AUFGABENSTELLUNG:
Kannst du aus dem Lesetext die Passage von „Foto: reuters/amir cohen“ bis einschließlich „zwei Tage zu.“ wortgetreu wiedergeben?

LESETEXT:
Foto: reuters/amir cohen

Bleibt es den Israelis erspart, zum vierten Mal in Folge ein neues Parlament zu wählen, weil es wieder nicht gelang, eine Regierung zu bilden? Einer Antwort auf diese Frage ist das Land Mittwoch, Mitternacht, schon deutlich näher. Bis Mitternacht haben die Koalitionsverhandler, Übergangspremier Benjamin Netanjahu und sein Rivale Benny Gantz, noch Zeit, um sich zu einigen. Eigentlich wäre die Frist schon am Montag abgelaufen. Weil die Verhandler dem Präsidenten versicherten, dass sie knapp vor einer Einigung stünden, stimmte Staatsoberhaupt Reuven Rivlin einer Fristverlängerung um weitere zwei Tage zu.

Offiziell bekamen Netanjahu und Gantz also 48 Stunden, um einen Deal zu schmieden. De facto ist es weniger Zeit: Dienstagabend begann das Fest zum Pessach-Ende. Um die Feiertagsruhe zu wahren, kehrten die beiden Parteichefs dem Verhandlungstisch bis Mittwoch nach Sonnenuntergang den Rücken. Danach bleiben nur knapp fünf Stunden.

Desinformation im Umlauf

Einig sind sich Netanjahu und Gantz dem Vernehmen nach bereits, was eine Teilannexion des Westjordanlands betrifft. Das war aber nicht der einzige strittige Punkt. Zankapfel Nummer eins ist, wenn man gut informierten Kreisen glauben darf, die Frage der Richterbestellung. Netanjahus Likud-Partei will direkten Zugriff, Gantz sagt Njet. Wirklich gut informiert ist in diesen Tagen aber niemand. Einige Beteiligte innerhalb und außerhalb des Verhandlungsteams streuen über diverse Kanäle gezielt Desinformation, um die Verhandlungen zu beeinflussen.

So hieß es in den vergangenen zwei Wochen des Öfteren, die Verhandlungen stünden kurz vor einem Durchbruch – dann wieder war von gravierenden Unstimmigkeiten die Rede.

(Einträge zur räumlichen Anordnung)
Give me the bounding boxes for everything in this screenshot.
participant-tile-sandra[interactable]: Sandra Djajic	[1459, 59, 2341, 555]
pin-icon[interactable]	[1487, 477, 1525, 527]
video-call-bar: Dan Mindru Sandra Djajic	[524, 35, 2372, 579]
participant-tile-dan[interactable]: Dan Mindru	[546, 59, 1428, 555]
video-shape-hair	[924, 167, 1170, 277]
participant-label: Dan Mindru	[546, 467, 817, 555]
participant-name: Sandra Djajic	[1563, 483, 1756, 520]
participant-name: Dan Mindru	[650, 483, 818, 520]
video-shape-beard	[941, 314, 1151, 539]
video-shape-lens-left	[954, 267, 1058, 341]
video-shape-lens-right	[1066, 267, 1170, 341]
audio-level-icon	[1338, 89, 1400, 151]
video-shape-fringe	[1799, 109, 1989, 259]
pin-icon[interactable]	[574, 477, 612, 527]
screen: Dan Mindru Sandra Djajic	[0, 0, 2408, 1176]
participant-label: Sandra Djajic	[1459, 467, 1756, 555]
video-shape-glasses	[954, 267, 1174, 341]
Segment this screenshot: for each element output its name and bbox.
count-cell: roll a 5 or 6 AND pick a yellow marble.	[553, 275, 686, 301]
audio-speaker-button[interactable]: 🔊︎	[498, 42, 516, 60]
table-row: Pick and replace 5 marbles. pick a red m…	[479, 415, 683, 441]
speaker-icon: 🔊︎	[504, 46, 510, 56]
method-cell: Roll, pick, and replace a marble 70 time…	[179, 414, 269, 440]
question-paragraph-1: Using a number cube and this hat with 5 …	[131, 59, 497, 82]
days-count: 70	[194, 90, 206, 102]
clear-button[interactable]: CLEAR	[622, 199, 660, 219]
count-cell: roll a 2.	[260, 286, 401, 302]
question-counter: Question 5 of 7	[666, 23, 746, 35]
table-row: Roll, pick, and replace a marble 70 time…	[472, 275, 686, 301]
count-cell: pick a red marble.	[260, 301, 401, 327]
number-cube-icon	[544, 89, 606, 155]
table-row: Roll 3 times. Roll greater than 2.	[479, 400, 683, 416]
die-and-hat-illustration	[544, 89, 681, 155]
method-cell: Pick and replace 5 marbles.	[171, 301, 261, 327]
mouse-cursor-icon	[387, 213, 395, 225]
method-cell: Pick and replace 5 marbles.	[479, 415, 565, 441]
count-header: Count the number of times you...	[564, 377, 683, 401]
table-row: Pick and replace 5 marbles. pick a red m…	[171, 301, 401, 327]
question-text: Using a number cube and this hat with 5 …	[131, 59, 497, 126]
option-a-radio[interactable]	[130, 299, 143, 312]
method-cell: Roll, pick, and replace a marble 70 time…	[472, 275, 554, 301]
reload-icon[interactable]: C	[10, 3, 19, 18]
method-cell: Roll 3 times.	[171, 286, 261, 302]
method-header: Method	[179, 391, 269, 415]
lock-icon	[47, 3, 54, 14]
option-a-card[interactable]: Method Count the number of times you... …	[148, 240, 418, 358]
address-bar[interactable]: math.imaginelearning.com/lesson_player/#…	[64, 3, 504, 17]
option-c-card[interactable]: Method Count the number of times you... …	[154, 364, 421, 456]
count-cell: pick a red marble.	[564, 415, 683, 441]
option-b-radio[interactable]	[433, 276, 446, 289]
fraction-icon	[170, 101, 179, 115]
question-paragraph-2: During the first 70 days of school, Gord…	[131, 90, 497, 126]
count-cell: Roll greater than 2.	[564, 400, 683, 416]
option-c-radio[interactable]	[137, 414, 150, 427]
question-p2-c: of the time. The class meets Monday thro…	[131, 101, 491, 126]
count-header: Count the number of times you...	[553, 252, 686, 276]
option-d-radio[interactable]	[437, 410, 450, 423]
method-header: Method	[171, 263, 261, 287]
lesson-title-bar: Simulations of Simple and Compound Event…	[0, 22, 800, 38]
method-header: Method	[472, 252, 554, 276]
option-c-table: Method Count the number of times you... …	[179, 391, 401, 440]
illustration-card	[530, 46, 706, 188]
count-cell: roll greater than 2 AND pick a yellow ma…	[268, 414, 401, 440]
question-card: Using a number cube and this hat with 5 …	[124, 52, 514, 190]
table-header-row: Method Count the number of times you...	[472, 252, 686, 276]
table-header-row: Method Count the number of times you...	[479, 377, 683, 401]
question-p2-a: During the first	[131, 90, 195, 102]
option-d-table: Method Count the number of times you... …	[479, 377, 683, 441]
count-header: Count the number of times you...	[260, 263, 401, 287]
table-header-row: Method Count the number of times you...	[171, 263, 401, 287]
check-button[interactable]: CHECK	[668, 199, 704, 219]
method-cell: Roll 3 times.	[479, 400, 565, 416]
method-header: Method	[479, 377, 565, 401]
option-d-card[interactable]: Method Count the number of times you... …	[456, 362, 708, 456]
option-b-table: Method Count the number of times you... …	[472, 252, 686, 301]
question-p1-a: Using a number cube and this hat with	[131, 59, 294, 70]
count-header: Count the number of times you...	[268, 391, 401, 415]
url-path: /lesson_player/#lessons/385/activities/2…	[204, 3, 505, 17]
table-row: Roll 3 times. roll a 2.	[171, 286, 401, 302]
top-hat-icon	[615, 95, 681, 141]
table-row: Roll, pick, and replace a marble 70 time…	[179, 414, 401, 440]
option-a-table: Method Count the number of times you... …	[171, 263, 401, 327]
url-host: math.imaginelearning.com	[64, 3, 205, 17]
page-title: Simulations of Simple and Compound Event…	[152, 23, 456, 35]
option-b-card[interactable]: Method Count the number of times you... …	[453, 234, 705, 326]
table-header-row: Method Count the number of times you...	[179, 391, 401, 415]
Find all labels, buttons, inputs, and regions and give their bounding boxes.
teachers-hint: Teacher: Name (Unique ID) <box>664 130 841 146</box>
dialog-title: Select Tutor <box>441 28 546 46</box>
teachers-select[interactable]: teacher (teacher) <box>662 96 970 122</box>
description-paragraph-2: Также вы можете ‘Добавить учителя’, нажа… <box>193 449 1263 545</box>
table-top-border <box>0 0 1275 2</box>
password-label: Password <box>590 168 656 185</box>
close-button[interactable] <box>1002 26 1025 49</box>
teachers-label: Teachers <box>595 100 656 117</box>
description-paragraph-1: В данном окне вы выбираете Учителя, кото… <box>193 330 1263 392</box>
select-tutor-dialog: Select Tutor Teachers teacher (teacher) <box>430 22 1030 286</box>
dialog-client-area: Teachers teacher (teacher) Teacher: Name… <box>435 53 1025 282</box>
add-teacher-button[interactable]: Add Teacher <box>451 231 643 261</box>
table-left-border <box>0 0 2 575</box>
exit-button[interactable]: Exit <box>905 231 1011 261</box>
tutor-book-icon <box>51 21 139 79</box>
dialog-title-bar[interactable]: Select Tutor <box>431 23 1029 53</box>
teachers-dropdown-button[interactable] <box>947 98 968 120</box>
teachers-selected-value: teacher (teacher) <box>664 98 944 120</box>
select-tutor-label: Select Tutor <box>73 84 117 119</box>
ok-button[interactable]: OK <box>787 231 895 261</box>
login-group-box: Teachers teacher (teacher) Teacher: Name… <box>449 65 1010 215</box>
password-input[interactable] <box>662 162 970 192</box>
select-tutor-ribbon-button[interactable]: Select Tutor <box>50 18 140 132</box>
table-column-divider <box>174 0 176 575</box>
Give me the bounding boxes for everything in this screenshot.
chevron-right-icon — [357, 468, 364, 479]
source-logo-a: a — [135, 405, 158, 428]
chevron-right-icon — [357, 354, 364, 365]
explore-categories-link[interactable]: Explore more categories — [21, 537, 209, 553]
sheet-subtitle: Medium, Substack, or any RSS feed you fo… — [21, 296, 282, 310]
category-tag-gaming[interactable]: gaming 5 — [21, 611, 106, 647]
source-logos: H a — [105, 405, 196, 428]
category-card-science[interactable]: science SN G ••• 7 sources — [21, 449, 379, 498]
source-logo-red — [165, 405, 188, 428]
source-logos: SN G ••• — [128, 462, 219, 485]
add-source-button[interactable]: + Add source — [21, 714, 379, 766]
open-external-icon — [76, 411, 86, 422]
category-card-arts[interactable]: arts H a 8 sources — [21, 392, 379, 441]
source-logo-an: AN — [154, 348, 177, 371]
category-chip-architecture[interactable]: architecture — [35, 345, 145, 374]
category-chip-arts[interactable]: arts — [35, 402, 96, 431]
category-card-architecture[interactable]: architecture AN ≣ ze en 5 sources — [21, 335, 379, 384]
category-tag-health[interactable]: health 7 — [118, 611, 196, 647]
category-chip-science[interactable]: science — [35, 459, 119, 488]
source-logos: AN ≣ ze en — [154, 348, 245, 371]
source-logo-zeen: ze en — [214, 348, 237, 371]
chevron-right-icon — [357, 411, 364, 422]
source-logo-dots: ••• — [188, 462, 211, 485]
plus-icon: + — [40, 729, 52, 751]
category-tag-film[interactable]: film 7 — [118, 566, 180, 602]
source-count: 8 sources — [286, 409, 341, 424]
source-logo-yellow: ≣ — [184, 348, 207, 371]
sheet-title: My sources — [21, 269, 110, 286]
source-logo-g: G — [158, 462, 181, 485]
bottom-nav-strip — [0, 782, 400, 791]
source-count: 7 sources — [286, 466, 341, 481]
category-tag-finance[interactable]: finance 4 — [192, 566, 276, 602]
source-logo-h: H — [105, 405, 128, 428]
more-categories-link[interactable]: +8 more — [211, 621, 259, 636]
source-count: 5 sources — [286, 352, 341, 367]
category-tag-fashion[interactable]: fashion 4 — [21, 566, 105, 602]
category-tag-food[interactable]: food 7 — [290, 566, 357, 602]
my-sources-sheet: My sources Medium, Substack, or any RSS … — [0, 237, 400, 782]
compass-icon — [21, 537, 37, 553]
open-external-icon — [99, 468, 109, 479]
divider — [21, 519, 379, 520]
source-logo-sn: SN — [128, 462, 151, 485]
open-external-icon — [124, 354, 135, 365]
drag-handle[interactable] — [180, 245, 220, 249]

LÖSUNG:
Foto: reuters/amir cohen

Bleibt es den Israelis erspart, zum vierten Mal in Folge ein neues Parlament zu wählen, weil es wieder nicht gelang, eine Regierung zu bilden? Einer Antwort auf diese Frage ist das Land Mittwoch, Mitternacht, schon deutlich näher. Bis Mitternacht haben die Koalitionsverhandler, Übergangspremier Benjamin Netanjahu und sein Rivale Benny Gantz, noch Zeit, um sich zu einigen. Eigentlich wäre die Frist schon am Montag abgelaufen. Weil die Verhandler dem Präsidenten versicherten, dass sie knapp vor einer Einigung stünden, stimmte Staatsoberhaupt Reuven Rivlin einer Fristverlängerung um weitere zwei Tage zu.